Stored records:
****
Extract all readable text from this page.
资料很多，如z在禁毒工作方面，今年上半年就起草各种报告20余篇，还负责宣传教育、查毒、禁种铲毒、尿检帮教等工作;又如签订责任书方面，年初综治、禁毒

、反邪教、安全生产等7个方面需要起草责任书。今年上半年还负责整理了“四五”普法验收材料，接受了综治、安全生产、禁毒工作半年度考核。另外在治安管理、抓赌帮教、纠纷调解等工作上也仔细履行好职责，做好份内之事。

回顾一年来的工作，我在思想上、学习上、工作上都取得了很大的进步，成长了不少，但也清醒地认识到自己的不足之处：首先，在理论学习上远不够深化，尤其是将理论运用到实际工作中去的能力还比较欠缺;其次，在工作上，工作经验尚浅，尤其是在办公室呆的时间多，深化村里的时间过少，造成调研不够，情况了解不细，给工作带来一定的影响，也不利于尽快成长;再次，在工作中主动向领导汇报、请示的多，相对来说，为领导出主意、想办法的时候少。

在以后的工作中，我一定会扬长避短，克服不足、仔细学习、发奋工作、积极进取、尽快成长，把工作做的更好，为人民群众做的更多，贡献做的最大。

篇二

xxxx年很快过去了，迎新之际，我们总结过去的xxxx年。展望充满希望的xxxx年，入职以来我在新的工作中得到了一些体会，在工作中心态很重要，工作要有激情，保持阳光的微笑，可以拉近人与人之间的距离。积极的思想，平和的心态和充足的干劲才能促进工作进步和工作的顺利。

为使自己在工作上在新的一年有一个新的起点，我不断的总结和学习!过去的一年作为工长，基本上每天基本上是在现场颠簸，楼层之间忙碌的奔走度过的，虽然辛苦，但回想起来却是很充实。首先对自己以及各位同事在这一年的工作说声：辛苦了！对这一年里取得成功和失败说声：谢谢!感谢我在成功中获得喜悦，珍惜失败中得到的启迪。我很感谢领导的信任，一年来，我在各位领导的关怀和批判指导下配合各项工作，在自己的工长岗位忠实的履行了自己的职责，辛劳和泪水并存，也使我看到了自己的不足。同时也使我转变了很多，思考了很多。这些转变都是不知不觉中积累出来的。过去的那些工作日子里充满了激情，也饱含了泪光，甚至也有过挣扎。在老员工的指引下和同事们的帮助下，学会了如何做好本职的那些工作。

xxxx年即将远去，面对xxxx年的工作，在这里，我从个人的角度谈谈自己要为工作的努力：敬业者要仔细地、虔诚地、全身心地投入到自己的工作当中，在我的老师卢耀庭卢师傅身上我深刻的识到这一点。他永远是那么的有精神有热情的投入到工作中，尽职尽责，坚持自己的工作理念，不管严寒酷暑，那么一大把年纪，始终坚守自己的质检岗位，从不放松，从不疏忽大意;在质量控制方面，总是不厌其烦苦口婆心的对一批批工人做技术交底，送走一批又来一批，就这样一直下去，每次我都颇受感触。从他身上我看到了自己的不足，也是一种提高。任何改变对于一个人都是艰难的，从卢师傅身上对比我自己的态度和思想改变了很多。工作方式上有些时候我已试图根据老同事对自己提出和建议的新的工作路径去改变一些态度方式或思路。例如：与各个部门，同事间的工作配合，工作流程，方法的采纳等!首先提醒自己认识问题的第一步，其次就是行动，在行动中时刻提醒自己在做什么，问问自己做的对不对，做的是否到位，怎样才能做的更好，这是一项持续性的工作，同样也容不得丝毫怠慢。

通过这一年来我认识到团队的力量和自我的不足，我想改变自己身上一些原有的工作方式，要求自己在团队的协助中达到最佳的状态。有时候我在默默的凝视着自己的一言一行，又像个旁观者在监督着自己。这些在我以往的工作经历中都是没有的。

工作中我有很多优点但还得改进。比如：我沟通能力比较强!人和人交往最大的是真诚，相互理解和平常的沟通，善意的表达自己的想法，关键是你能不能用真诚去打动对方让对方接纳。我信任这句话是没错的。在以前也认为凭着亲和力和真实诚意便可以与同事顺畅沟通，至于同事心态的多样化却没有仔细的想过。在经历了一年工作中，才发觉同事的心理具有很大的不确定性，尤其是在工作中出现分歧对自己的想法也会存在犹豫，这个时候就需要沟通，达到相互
****
### WHAT YOU ARE ASKED TO DO
From the first line to the last, retype the data exactly.

### THE ANSWER
Extract all readable text from this page.
资料很多，如z在禁毒工作方面，今年上半年就起草各种报告20余篇，还负责宣传教育、查毒、禁种铲毒、尿检帮教等工作;又如签订责任书方面，年初综治、禁毒

、反邪教、安全生产等7个方面需要起草责任书。今年上半年还负责整理了“四五”普法验收材料，接受了综治、安全生产、禁毒工作半年度考核。另外在治安管理、抓赌帮教、纠纷调解等工作上也仔细履行好职责，做好份内之事。

回顾一年来的工作，我在思想上、学习上、工作上都取得了很大的进步，成长了不少，但也清醒地认识到自己的不足之处：首先，在理论学习上远不够深化，尤其是将理论运用到实际工作中去的能力还比较欠缺;其次，在工作上，工作经验尚浅，尤其是在办公室呆的时间多，深化村里的时间过少，造成调研不够，情况了解不细，给工作带来一定的影响，也不利于尽快成长;再次，在工作中主动向领导汇报、请示的多，相对来说，为领导出主意、想办法的时候少。

在以后的工作中，我一定会扬长避短，克服不足、仔细学习、发奋工作、积极进取、尽快成长，把工作做的更好，为人民群众做的更多，贡献做的最大。

篇二

xxxx年很快过去了，迎新之际，我们总结过去的xxxx年。展望充满希望的xxxx年，入职以来我在新的工作中得到了一些体会，在工作中心态很重要，工作要有激情，保持阳光的微笑，可以拉近人与人之间的距离。积极的思想，平和的心态和充足的干劲才能促进工作进步和工作的顺利。

为使自己在工作上在新的一年有一个新的起点，我不断的总结和学习!过去的一年作为工长，基本上每天基本上是在现场颠簸，楼层之间忙碌的奔走度过的，虽然辛苦，但回想起来却是很充实。首先对自己以及各位同事在这一年的工作说声：辛苦了！对这一年里取得成功和失败说声：谢谢!感谢我在成功中获得喜悦，珍惜失败中得到的启迪。我很感谢领导的信任，一年来，我在各位领导的关怀和批判指导下配合各项工作，在自己的工长岗位忠实的履行了自己的职责，辛劳和泪水并存，也使我看到了自己的不足。同时也使我转变了很多，思考了很多。这些转变都是不知不觉中积累出来的。过去的那些工作日子里充满了激情，也饱含了泪光，甚至也有过挣扎。在老员工的指引下和同事们的帮助下，学会了如何做好本职的那些工作。

xxxx年即将远去，面对xxxx年的工作，在这里，我从个人的角度谈谈自己要为工作的努力：敬业者要仔细地、虔诚地、全身心地投入到自己的工作当中，在我的老师卢耀庭卢师傅身上我深刻的识到这一点。他永远是那么的有精神有热情的投入到工作中，尽职尽责，坚持自己的工作理念，不管严寒酷暑，那么一大把年纪，始终坚守自己的质检岗位，从不放松，从不疏忽大意;在质量控制方面，总是不厌其烦苦口婆心的对一批批工人做技术交底，送走一批又来一批，就这样一直下去，每次我都颇受感触。从他身上我看到了自己的不足，也是一种提高。任何改变对于一个人都是艰难的，从卢师傅身上对比我自己的态度和思想改变了很多。工作方式上有些时候我已试图根据老同事对自己提出和建议的新的工作路径去改变一些态度方式或思路。例如：与各个部门，同事间的工作配合，工作流程，方法的采纳等!首先提醒自己认识问题的第一步，其次就是行动，在行动中时刻提醒自己在做什么，问问自己做的对不对，做的是否到位，怎样才能做的更好，这是一项持续性的工作，同样也容不得丝毫怠慢。

通过这一年来我认识到团队的力量和自我的不足，我想改变自己身上一些原有的工作方式，要求自己在团队的协助中达到最佳的状态。有时候我在默默的凝视着自己的一言一行，又像个旁观者在监督着自己。这些在我以往的工作经历中都是没有的。

工作中我有很多优点但还得改进。比如：我沟通能力比较强!人和人交往最大的是真诚，相互理解和平常的沟通，善意的表达自己的想法，关键是你能不能用真诚去打动对方让对方接纳。我信任这句话是没错的。在以前也认为凭着亲和力和真实诚意便可以与同事顺畅沟通，至于同事心态的多样化却没有仔细的想过。在经历了一年工作中，才发觉同事的心理具有很大的不确定性，尤其是在工作中出现分歧对自己的想法也会存在犹豫，这个时候就需要沟通，达到相互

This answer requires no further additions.